#### To do:
What follows is a set of records, each of which is to be written out exactly.

---

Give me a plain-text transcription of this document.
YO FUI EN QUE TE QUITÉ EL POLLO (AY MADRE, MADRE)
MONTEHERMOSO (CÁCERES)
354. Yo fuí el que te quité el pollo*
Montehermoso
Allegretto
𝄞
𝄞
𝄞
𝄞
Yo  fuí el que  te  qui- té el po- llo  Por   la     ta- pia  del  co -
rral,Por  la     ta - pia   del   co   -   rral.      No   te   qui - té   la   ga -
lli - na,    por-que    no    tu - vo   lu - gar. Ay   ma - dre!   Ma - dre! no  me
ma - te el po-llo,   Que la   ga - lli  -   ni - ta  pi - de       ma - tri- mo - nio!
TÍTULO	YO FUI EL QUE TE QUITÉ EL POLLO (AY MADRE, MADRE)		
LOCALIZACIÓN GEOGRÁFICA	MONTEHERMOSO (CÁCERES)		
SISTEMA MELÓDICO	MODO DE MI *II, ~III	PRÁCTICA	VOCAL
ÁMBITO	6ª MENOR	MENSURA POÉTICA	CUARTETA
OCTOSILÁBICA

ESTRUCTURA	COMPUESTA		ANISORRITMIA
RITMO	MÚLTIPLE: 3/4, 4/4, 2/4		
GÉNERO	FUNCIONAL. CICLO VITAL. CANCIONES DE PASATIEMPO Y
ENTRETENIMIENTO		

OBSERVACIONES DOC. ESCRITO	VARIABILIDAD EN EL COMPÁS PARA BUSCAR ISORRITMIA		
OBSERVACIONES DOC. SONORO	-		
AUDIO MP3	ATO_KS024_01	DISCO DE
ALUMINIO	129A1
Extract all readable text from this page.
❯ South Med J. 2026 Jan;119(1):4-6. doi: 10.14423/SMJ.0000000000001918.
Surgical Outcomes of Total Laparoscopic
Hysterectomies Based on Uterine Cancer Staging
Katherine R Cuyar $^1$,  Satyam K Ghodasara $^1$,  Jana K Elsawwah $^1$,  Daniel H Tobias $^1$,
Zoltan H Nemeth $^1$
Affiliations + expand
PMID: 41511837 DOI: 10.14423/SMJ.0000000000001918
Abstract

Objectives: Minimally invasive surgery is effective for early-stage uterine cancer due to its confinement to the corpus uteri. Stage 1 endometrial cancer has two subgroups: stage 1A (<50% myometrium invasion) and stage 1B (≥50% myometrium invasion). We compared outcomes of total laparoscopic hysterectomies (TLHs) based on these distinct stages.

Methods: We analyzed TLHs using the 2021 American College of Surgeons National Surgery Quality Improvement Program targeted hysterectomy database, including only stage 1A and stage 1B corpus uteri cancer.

---

#### Exercise solution:
Give me a plain-text transcription of this document.
YO FUI EN QUE TE QUITÉ EL POLLO (AY MADRE, MADRE)
MONTEHERMOSO (CÁCERES)
354. Yo fuí el que te quité el pollo*
Montehermoso
Allegretto
𝄞
𝄞
𝄞
𝄞
Yo  fuí el que  te  qui- té el po- llo  Por   la     ta- pia  del  co -
rral,Por  la     ta - pia   del   co   -   rral.      No   te   qui - té   la   ga -
lli - na,    por-que    no    tu - vo   lu - gar. Ay   ma - dre!   Ma - dre! no  me
ma - te el po-llo,   Que la   ga - lli  -   ni - ta  pi - de       ma - tri- mo - nio!
TÍTULO	YO FUI EL QUE TE QUITÉ EL POLLO (AY MADRE, MADRE)		
LOCALIZACIÓN GEOGRÁFICA	MONTEHERMOSO (CÁCERES)		
SISTEMA MELÓDICO	MODO DE MI *II, ~III	PRÁCTICA	VOCAL
ÁMBITO	6ª MENOR	MENSURA POÉTICA	CUARTETA
OCTOSILÁBICA

ESTRUCTURA	COMPUESTA		ANISORRITMIA
RITMO	MÚLTIPLE: 3/4, 4/4, 2/4		
GÉNERO	FUNCIONAL. CICLO VITAL. CANCIONES DE PASATIEMPO Y
ENTRETENIMIENTO		

OBSERVACIONES DOC. ESCRITO	VARIABILIDAD EN EL COMPÁS PARA BUSCAR ISORRITMIA		
OBSERVACIONES DOC. SONORO	-		
AUDIO MP3	ATO_KS024_01	DISCO DE
ALUMINIO	129A1
Extract all readable text from this page.
❯ South Med J. 2026 Jan;119(1):4-6. doi: 10.14423/SMJ.0000000000001918.
Surgical Outcomes of Total Laparoscopic
Hysterectomies Based on Uterine Cancer Staging
Katherine R Cuyar $^1$,  Satyam K Ghodasara $^1$,  Jana K Elsawwah $^1$,  Daniel H Tobias $^1$,
Zoltan H Nemeth $^1$
Affiliations + expand
PMID: 41511837 DOI: 10.14423/SMJ.0000000000001918
Abstract

Objectives: Minimally invasive surgery is effective for early-stage uterine cancer due to its confinement to the corpus uteri. Stage 1 endometrial cancer has two subgroups: stage 1A (<50% myometrium invasion) and stage 1B (≥50% myometrium invasion). We compared outcomes of total laparoscopic hysterectomies (TLHs) based on these distinct stages.

Methods: We analyzed TLHs using the 2021 American College of Surgeons National Surgery Quality Improvement Program targeted hysterectomy database, including only stage 1A and stage 1B corpus uteri cancer.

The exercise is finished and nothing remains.